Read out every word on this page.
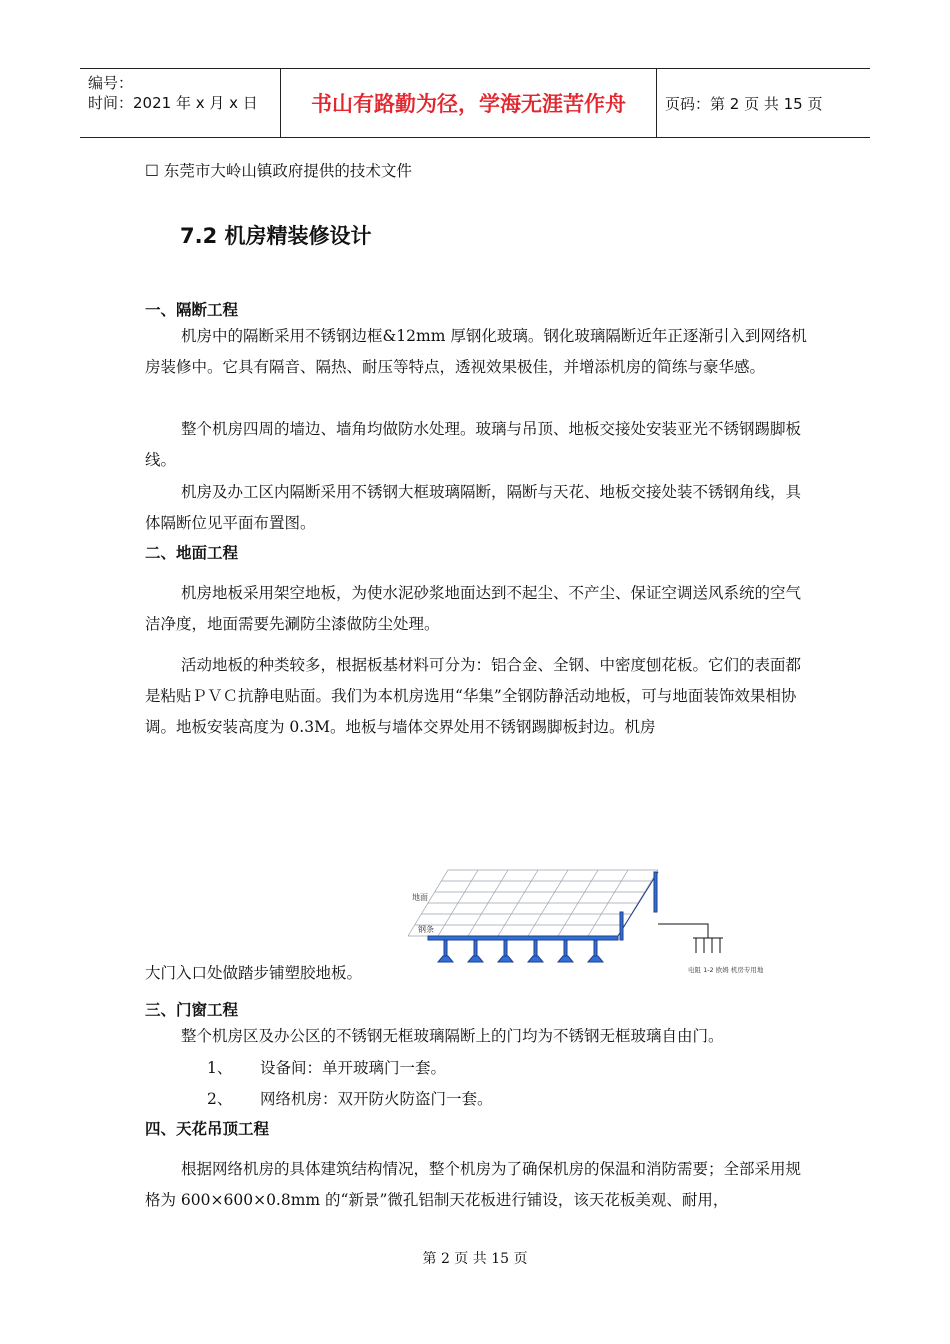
编号：
时间：2021 年 x 月 x 日	书山有路勤为径，学海无涯苦作舟	页码：第 2 页 共 15 页

☐ 东莞市大岭山镇政府提供的技术文件

7.2 机房精装修设计
一、隔断工程

机房中的隔断采用不锈钢边框&12mm 厚钢化玻璃。钢化玻璃隔断近年正逐渐引入到网络机房装修中。它具有隔音、隔热、耐压等特点，透视效果极佳，并增添机房的简练与豪华感。

整个机房四周的墙边、墙角均做防水处理。玻璃与吊顶、地板交接处安装亚光不锈钢踢脚板线。

机房及办工区内隔断采用不锈钢大框玻璃隔断，隔断与天花、地板交接处装不锈钢角线，具体隔断位见平面布置图。

二、地面工程

机房地板采用架空地板，为使水泥砂浆地面达到不起尘、不产尘、保证空调送风系统的空气洁净度，地面需要先涮防尘漆做防尘处理。

活动地板的种类较多，根据板基材料可分为：铝合金、全钢、中密度刨花板。它们的表面都是粘贴ＰＶＣ抗静电贴面。我们为本机房选用“华集”全钢防静活动地板，可与地面装饰效果相协调。地板安装高度为 0.3M。地板与墙体交界处用不锈钢踢脚板封边。机房

地面
钢条
电阻 1-2 欧姆 机房专用地

大门入口处做踏步铺塑胶地板。

三、门窗工程

整个机房区及办公区的不锈钢无框玻璃隔断上的门均为不锈钢无框玻璃自由门。

1、 设备间：单开玻璃门一套。
2、 网络机房：双开防火防盗门一套。
四、天花吊顶工程

根据网络机房的具体建筑结构情况，整个机房为了确保机房的保温和消防需要；全部采用规格为 600×600×0.8mm 的“新景”微孔铝制天花板进行铺设，该天花板美观、耐用，

第 2 页 共 15 页
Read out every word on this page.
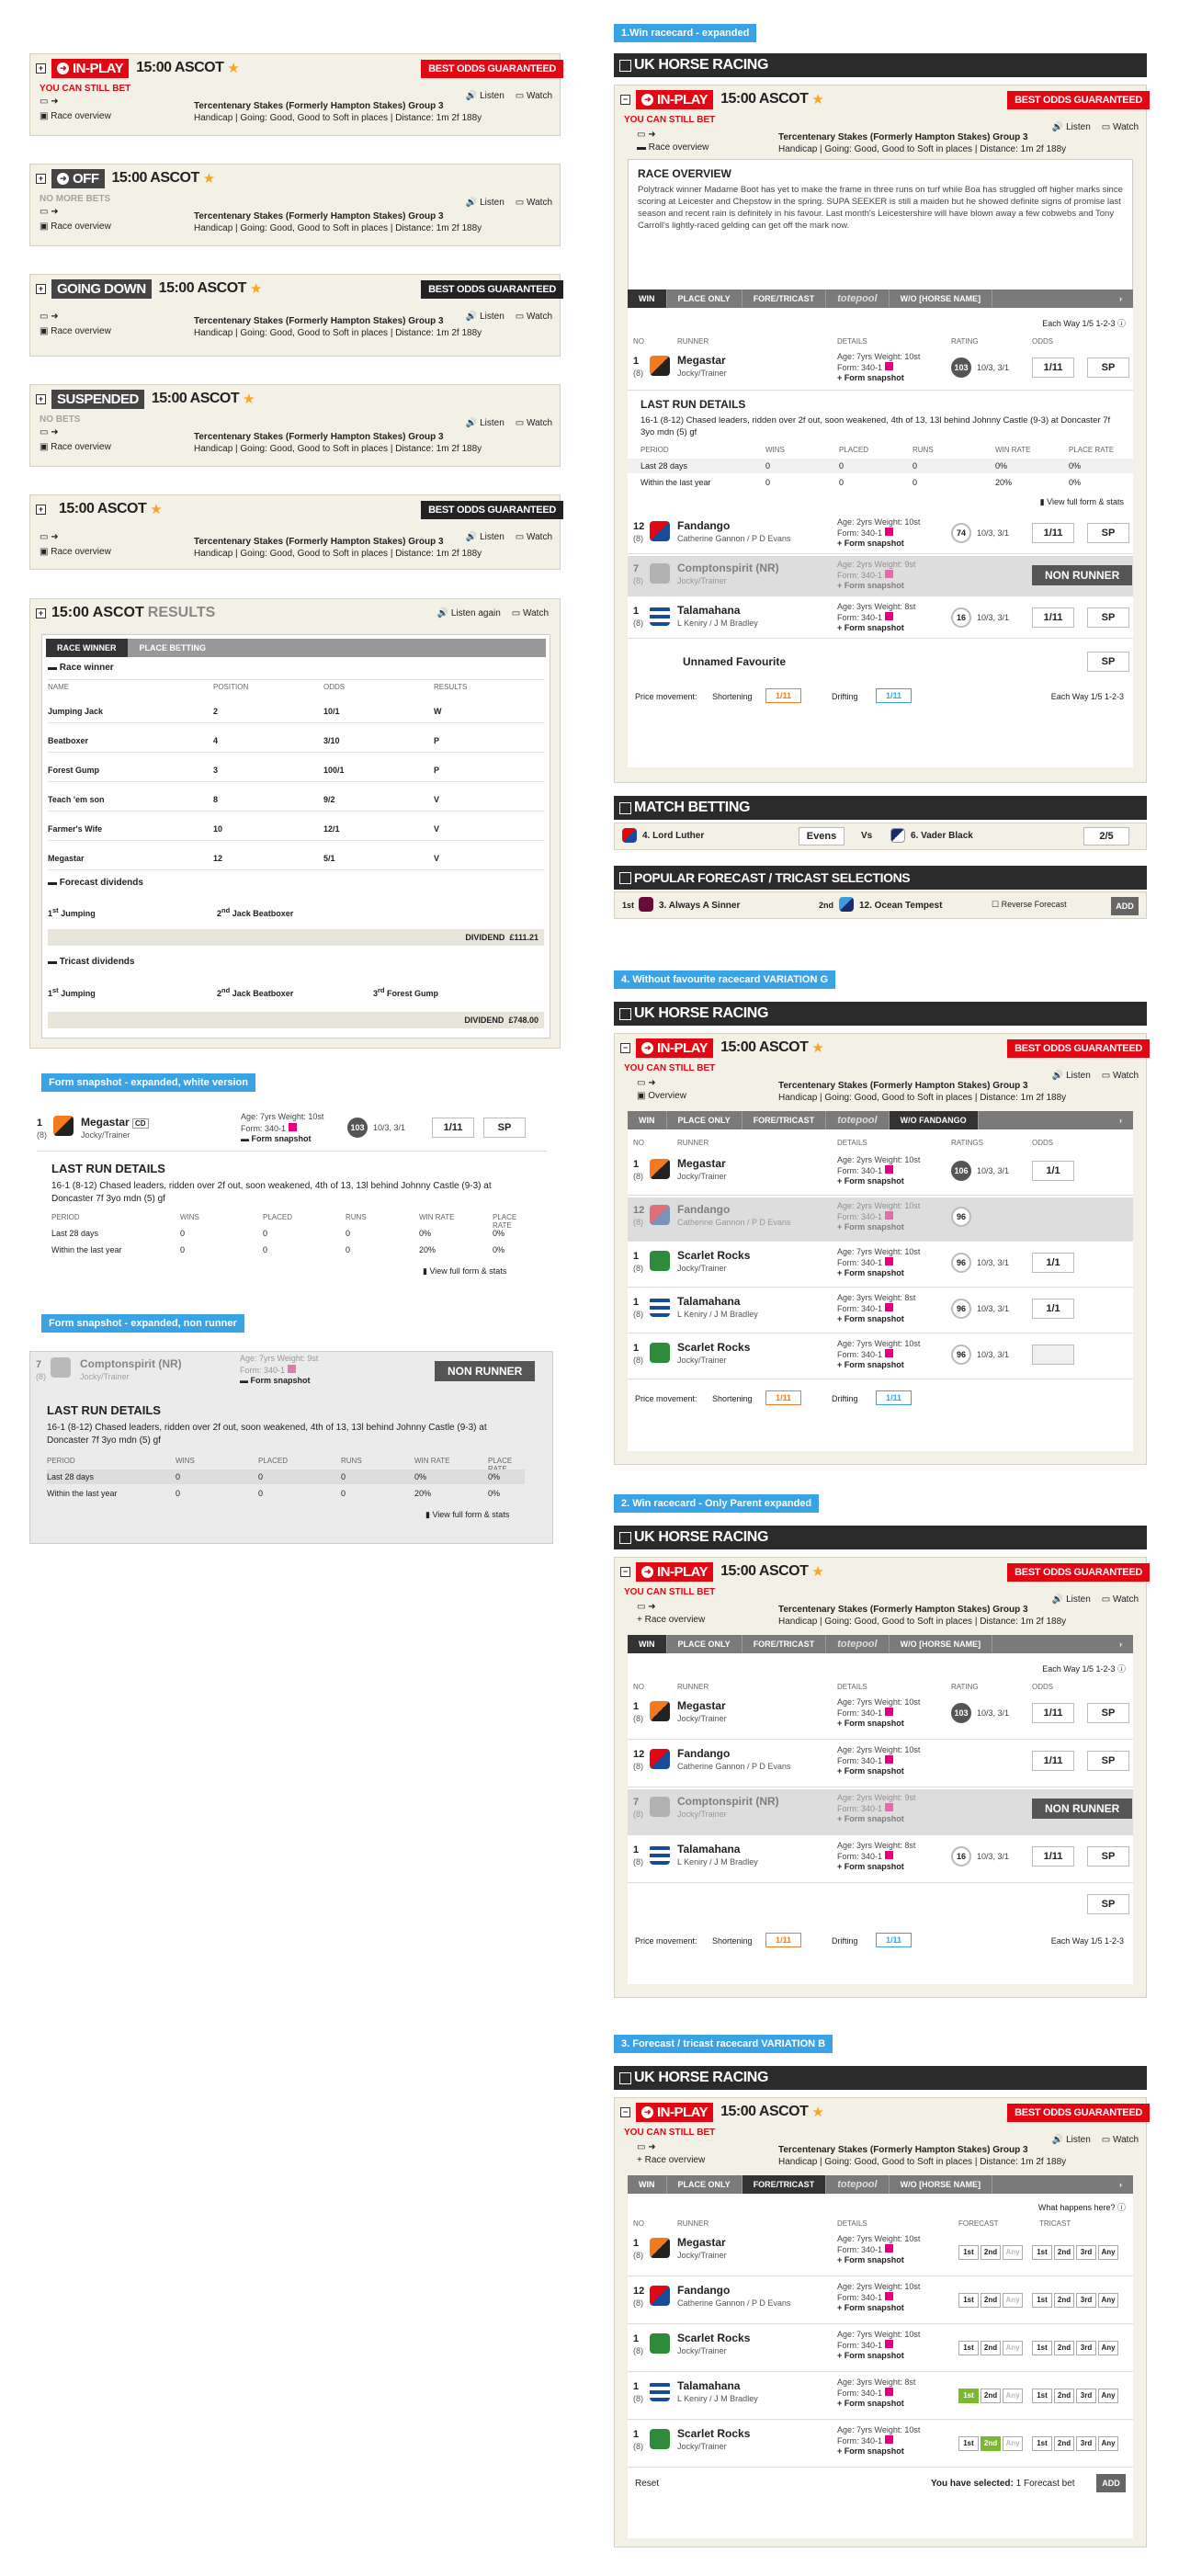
+	➜ IN-PLAY 15:00 ASCOT ★	BEST ODDS GUARANTEED
YOU CAN STILL BET
🔊 Listen ▭ Watch
▭ ➜
▣ Race overview
Tercentenary Stakes (Formerly Hampton Stakes) Group 3
Handicap | Going: Good, Good to Soft in places | Distance: 1m 2f 188y
+	➜ OFF 15:00 ASCOT ★
NO MORE BETS	🔊 Listen ▭ Watch
▭ ➜
▣ Race overview
Tercentenary Stakes (Formerly Hampton Stakes) Group 3
Handicap | Going: Good, Good to Soft in places | Distance: 1m 2f 188y
+ GOING DOWN 15:00 ASCOT ★	BEST ODDS GUARANTEED
🔊 Listen ▭ Watch
▭ ➜
▣ Race overview
Tercentenary Stakes (Formerly Hampton Stakes) Group 3
Handicap | Going: Good, Good to Soft in places | Distance: 1m 2f 188y
+ SUSPENDED 15:00 ASCOT ★
NO BETS	🔊 Listen ▭ Watch
▭ ➜
▣ Race overview
Tercentenary Stakes (Formerly Hampton Stakes) Group 3
Handicap | Going: Good, Good to Soft in places | Distance: 1m 2f 188y
+ 15:00 ASCOT ★	BEST ODDS GUARANTEED
🔊 Listen ▭ Watch
▭ ➜
▣ Race overview
Tercentenary Stakes (Formerly Hampton Stakes) Group 3
Handicap | Going: Good, Good to Soft in places | Distance: 1m 2f 188y
+ 15:00 ASCOT RESULTS	🔊 Listen again ▭ Watch
RACE WINNER	PLACE BETTING
▬ Race winner
NAME	POSITION	ODDS	RESULTS
Jumping Jack	2	10/1	W
Beatboxer	4	3/10	P
Forest Gump	3	100/1	P
Teach 'em son	8	9/2	V
Farmer's Wife	10	12/1	V
Megastar	12	5/1	V
▬ Forecast dividends
1st Jumping	2nd Jack Beatboxer
DIVIDEND £111.21
▬ Tricast dividends
1st Jumping	2nd Jack Beatboxer	3rd Forest Gump
DIVIDEND £748.00
Form snapshot - expanded, white version
1
(8)
Megastar CD
Jocky/Trainer
Age: 7yrs Weight: 10st
Form: 340-1
▬ Form snapshot
103	10/3, 3/1	1/11	SP
LAST RUN DETAILS
16-1 (8-12) Chased leaders, ridden over 2f out, soon weakened, 4th of 13, 13l behind Johnny Castle (9-3) at Doncaster 7f 3yo mdn (5) gf
PERIOD	WINS	PLACED	RUNS	WIN RATE	PLACE RATE
Last 28 days	0	0	0	0%	0%
Within the last year	0	0	0	20%	0%
▮ View full form & stats
Form snapshot - expanded, non runner
7
(8)
Comptonspirit (NR)
Jocky/Trainer
Age: 7yrs Weight: 9st
Form: 340-1
▬ Form snapshot
NON RUNNER
LAST RUN DETAILS
16-1 (8-12) Chased leaders, ridden over 2f out, soon weakened, 4th of 13, 13l behind Johnny Castle (9-3) at Doncaster 7f 3yo mdn (5) gf
PERIOD	WINS	PLACED	RUNS	WIN RATE	PLACE
Last 28 days	0	0	0	0%	0%
Within the last year	0	0	0	20%	0%
▮ View full form & stats
1.Win racecard - expanded
UK HORSE RACING
−	➜ IN-PLAY 15:00 ASCOT ★	BEST ODDS GUARANTEED
YOU CAN STILL BET
🔊 Listen ▭ Watch
▭ ➜
▬ Race overview
Tercentenary Stakes (Formerly Hampton Stakes) Group 3
Handicap | Going: Good, Good to Soft in places | Distance: 1m 2f 188y
RACE OVERVIEW
Polytrack winner Madame Boot has yet to make the frame in three runs on turf while Boa has struggled off higher marks since scoring at Leicester and Chepstow in the spring. SUPA SEEKER is still a maiden but he showed definite signs of promise last season and recent rain is definitely in his favour. Last month's Leicestershire will have blown away a few cobwebs and Tony Carroll's lightly-raced gelding can get off the mark now.
WIN	PLACE ONLY	FORE/TRICAST	totepool	W/O [HORSE NAME]	›
Each Way 1/5 1-2-3 ⓘ
NO	RUNNER	DETAILS	RATING	ODDS
1
(8)
Megastar
Jocky/Trainer
Age: 7yrs Weight: 10st
Form: 340-1
+ Form snapshot
103	10/3, 3/1	1/11	SP
LAST RUN DETAILS
16-1 (8-12) Chased leaders, ridden over 2f out, soon weakened, 4th of 13, 13l behind Johnny Castle (9-3) at Doncaster 7f 3yo mdn (5) gf
PERIOD	WINS	PLACED	RUNS	WIN RATE	PLACE RATE
Last 28 days	0	0	0	0%	0%
Within the last year	0	0	0	20%	0%
▮ View full form & stats
12
(8)
Fandango
Catherine Gannon / P D Evans
Age: 2yrs Weight: 10st
Form: 340-1
+ Form snapshot
74	10/3, 3/1	1/11	SP
7
(8)
Comptonspirit (NR)
Jocky/Trainer
Age: 2yrs Weight: 9st
Form: 340-1
+ Form snapshot
NON RUNNER
1
(8)
Talamahana
L Keniry / J M Bradley
Age: 3yrs Weight: 8st
Form: 340-1
+ Form snapshot
16	10/3, 3/1	1/11	SP
Unnamed Favourite	SP
Price movement: Shortening	1/11	Drifting	1/11	Each Way 1/5 1-2-3
MATCH BETTING
4. Lord Luther	Evens	Vs	6. Vader Black	2/5
POPULAR FORECAST / TRICAST SELECTIONS
1st	3. Always A Sinner	2nd	12. Ocean Tempest	☐ Reverse Forecast	ADD
4. Without favourite racecard VARIATION G
UK HORSE RACING
−	➜ IN-PLAY 15:00 ASCOT ★	BEST ODDS GUARANTEED
YOU CAN STILL BET
🔊 Listen ▭ Watch
▭ ➜
▣ Overview
Tercentenary Stakes (Formerly Hampton Stakes) Group 3
Handicap | Going: Good, Good to Soft in places | Distance: 1m 2f 188y
WIN	PLACE ONLY	FORE/TRICAST	totepool	W/O FANDANGO	›
NO	RUNNER	DETAILS	RATINGS	ODDS
1
(8)
Megastar
Jocky/Trainer
Age: 2yrs Weight: 10st
Form: 340-1
+ Form snapshot
106	10/3, 3/1	1/1
12
(8)
Fandango
Catherine Gannon / P D Evans
Age: 2yrs Weight: 10st
Form: 340-1
+ Form snapshot
96
1
(8)
Scarlet Rocks
Jocky/Trainer
Age: 7yrs Weight: 10st
Form: 340-1
+ Form snapshot
96	10/3, 3/1	1/1
1
(8)
Talamahana
L Keniry / J M Bradley
Age: 3yrs Weight: 8st
Form: 340-1
+ Form snapshot
96	10/3, 3/1	1/1
1
(8)
Scarlet Rocks
Jocky/Trainer
Age: 7yrs Weight: 10st
Form: 340-1
+ Form snapshot
96	10/3, 3/1
Price movement: Shortening	1/11	Drifting	1/11
2. Win racecard - Only Parent expanded
UK HORSE RACING
−	➜ IN-PLAY 15:00 ASCOT ★	BEST ODDS GUARANTEED
YOU CAN STILL BET
🔊 Listen ▭ Watch
▭ ➜
+ Race overview
Tercentenary Stakes (Formerly Hampton Stakes) Group 3
Handicap | Going: Good, Good to Soft in places | Distance: 1m 2f 188y
WIN	PLACE ONLY	FORE/TRICAST	totepool	W/O [HORSE NAME]	›
Each Way 1/5 1-2-3 ⓘ
NO	RUNNER	DETAILS	RATING	ODDS
1
(8)
Megastar
Jocky/Trainer
Age: 7yrs Weight: 10st
Form: 340-1
+ Form snapshot
103	10/3, 3/1	1/11	SP
12
(8)
Fandango
Catherine Gannon / P D Evans
Age: 2yrs Weight: 10st
Form: 340-1
+ Form snapshot
1/11	SP
7
(8)
Comptonspirit (NR)
Jocky/Trainer
Age: 2yrs Weight: 9st
Form: 340-1
+ Form snapshot
NON RUNNER
1
(8)
Talamahana
L Keniry / J M Bradley
Age: 3yrs Weight: 8st
Form: 340-1
+ Form snapshot
16	10/3, 3/1	1/11	SP
SP
Price movement: Shortening	1/11	Drifting	1/11	Each Way 1/5 1-2-3
3. Forecast / tricast racecard VARIATION B
UK HORSE RACING
−	➜ IN-PLAY 15:00 ASCOT ★	BEST ODDS GUARANTEED
YOU CAN STILL BET
🔊 Listen ▭ Watch
▭ ➜
+ Race overview
Tercentenary Stakes (Formerly Hampton Stakes) Group 3
Handicap | Going: Good, Good to Soft in places | Distance: 1m 2f 188y
WIN	PLACE ONLY	FORE/TRICAST	totepool	W/O [HORSE NAME]	›
What happens here? ⓘ
NO	RUNNER	DETAILS	FORECAST	TRICAST
1
(8)
Megastar
Jocky/Trainer
Age: 7yrs Weight: 10st
Form: 340-1
+ Form snapshot
1st	2nd	Any	1st	2nd	3rd	Any
12
(8)
Fandango
Catherine Gannon / P D Evans
Age: 2yrs Weight: 10st
Form: 340-1
+ Form snapshot
1st	2nd	Any	1st	2nd	3rd	Any
1
(8)
Scarlet Rocks
Jocky/Trainer
Age: 7yrs Weight: 10st
Form: 340-1
+ Form snapshot
1st	2nd	Any	1st	2nd	3rd	Any
1
(8)
Talamahana
L Keniry / J M Bradley
Age: 3yrs Weight: 8st
Form: 340-1
+ Form snapshot
1st	2nd	Any	1st	2nd	3rd	Any
1
(8)
Scarlet Rocks
Jocky/Trainer
Age: 7yrs Weight: 10st
Form: 340-1
+ Form snapshot
1st	2nd	Any	1st	2nd	3rd	Any
Reset	You have selected: 1 Forecast bet	ADD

● **What is asked**: Look through the data above. Find each line with the string "Forest" and copy it.

● **Task solution**:
Forest Gump	3	100/1	P
1st Jumping	2nd Jack Beatboxer	3rd Forest Gump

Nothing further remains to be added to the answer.